- _REQUIRED WORK_: Find every line in the records that holds the string "this". Copy each one.

[start of DATASET RECORDS]

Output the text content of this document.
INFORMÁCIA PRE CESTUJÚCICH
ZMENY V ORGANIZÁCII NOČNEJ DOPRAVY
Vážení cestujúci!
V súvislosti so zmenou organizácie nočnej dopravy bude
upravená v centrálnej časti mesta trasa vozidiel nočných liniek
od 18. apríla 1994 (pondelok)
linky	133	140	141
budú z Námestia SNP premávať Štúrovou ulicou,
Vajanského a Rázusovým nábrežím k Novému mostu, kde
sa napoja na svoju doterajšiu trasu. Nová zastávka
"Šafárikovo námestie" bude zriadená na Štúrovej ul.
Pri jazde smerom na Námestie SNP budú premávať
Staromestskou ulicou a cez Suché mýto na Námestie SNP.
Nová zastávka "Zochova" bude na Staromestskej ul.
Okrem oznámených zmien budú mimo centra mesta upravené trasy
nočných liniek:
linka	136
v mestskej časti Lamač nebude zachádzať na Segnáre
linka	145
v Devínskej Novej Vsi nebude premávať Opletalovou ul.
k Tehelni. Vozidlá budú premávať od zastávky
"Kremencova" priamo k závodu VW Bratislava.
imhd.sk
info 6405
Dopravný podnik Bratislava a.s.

[end of DATASET RECORDS]
[start of DATASET RECORDS]

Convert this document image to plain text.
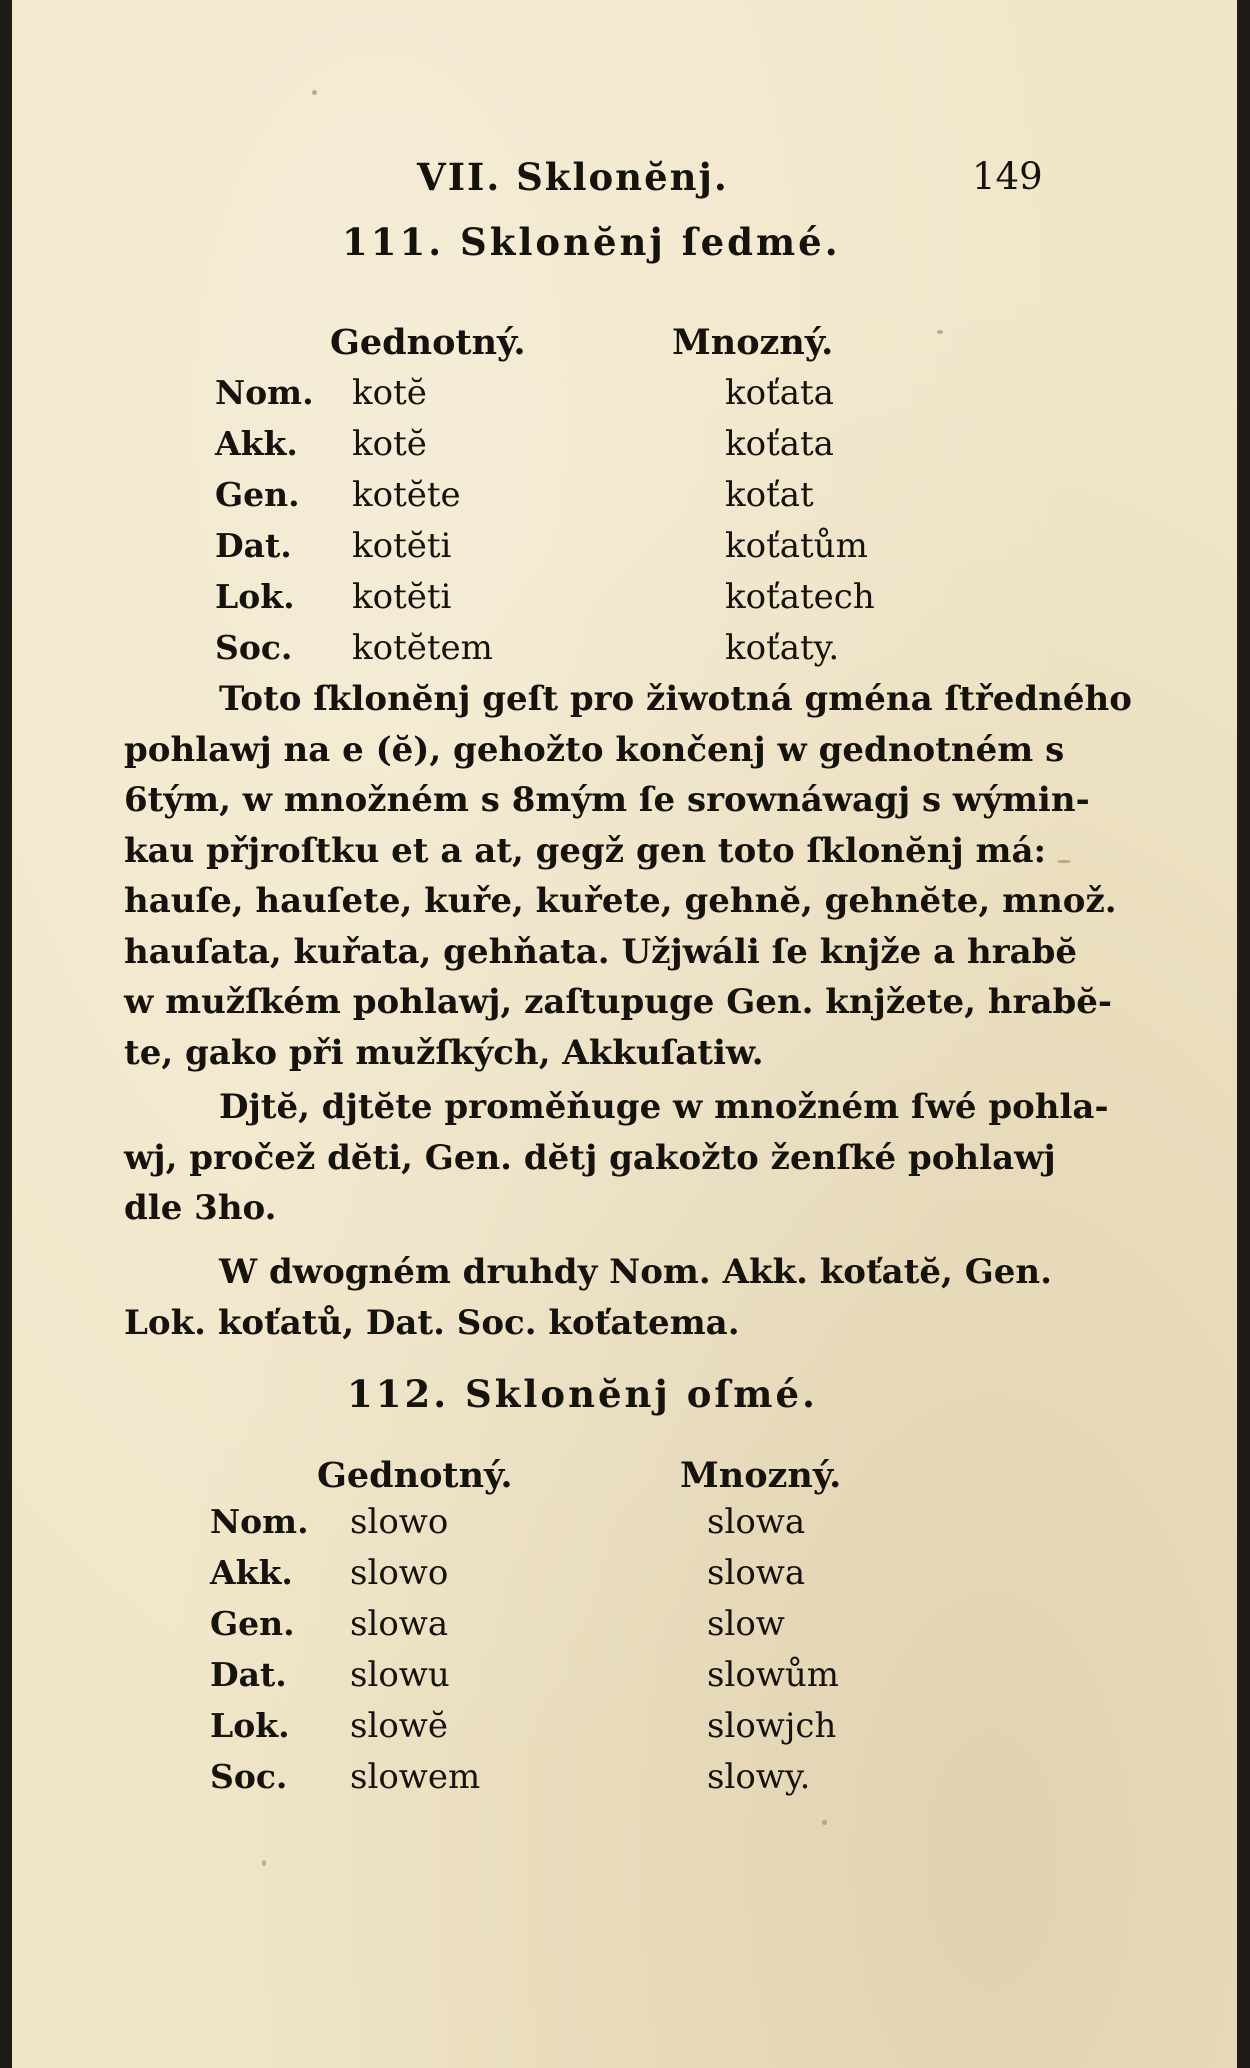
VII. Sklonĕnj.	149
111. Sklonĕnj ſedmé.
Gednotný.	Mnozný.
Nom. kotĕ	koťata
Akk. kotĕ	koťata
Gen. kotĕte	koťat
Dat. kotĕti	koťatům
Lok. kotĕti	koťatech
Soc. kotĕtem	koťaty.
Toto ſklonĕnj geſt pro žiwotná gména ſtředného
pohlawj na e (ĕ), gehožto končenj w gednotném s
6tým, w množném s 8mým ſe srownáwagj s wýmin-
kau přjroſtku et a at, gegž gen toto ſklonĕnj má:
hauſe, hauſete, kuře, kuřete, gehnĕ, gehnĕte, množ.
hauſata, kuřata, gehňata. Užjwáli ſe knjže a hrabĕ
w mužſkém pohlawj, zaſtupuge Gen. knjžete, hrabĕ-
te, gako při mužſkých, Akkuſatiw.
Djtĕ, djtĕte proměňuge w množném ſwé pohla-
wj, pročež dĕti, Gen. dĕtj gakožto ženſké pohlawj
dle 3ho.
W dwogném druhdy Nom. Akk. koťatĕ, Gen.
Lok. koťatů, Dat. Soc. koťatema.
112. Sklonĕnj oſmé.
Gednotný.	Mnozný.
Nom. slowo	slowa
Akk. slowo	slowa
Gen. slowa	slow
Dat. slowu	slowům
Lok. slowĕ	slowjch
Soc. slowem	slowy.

[end of DATASET RECORDS]
[start of DATASET RECORDS]

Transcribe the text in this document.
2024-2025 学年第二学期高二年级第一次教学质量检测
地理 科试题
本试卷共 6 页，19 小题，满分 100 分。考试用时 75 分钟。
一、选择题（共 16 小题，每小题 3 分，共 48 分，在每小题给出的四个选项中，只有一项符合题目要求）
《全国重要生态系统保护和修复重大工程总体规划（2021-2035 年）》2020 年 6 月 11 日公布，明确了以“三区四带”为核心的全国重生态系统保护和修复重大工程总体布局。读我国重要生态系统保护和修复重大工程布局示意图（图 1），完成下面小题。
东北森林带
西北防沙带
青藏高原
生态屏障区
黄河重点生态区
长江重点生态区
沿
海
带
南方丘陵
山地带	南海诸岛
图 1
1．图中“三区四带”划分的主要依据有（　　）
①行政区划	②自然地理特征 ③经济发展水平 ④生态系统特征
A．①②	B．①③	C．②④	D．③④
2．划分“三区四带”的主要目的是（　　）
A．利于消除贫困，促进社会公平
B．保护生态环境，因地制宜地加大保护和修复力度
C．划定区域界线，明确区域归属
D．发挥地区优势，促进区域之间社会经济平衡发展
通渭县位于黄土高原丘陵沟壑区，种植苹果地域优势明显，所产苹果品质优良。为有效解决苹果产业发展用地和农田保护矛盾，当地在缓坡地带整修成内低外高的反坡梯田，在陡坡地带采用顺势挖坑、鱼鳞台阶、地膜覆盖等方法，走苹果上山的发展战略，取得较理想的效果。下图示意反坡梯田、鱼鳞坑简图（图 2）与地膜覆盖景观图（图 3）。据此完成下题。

[end of DATASET RECORDS]

- _WRITTEN ANSWER_:
Output the text content of this document.
Convert this document image to plain text.
Transcribe the text in this document.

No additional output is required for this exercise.